Stored data entries:

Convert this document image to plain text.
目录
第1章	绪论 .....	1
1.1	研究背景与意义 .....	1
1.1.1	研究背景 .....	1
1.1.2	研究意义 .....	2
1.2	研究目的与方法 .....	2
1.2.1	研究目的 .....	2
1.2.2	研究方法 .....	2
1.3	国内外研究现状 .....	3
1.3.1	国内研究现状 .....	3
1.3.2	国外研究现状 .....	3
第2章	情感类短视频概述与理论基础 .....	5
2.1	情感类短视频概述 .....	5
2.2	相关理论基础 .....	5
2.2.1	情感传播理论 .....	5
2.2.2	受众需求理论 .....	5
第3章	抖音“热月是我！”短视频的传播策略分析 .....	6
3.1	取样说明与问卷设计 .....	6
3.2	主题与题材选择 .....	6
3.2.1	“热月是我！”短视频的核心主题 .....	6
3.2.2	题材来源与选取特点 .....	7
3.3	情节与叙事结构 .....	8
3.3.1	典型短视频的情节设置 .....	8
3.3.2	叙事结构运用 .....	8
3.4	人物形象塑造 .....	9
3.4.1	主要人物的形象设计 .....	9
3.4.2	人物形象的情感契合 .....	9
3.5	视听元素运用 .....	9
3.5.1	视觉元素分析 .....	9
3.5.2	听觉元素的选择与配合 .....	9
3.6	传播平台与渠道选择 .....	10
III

> _EXERCISE OBJECTIVE_: From the records above, pull out each line that has "热月是我".

> _EXERCISE RESULT_:
第3章	抖音“热月是我！”短视频的传播策略分析 .....	6
3.2.1	“热月是我！”短视频的核心主题 .....	6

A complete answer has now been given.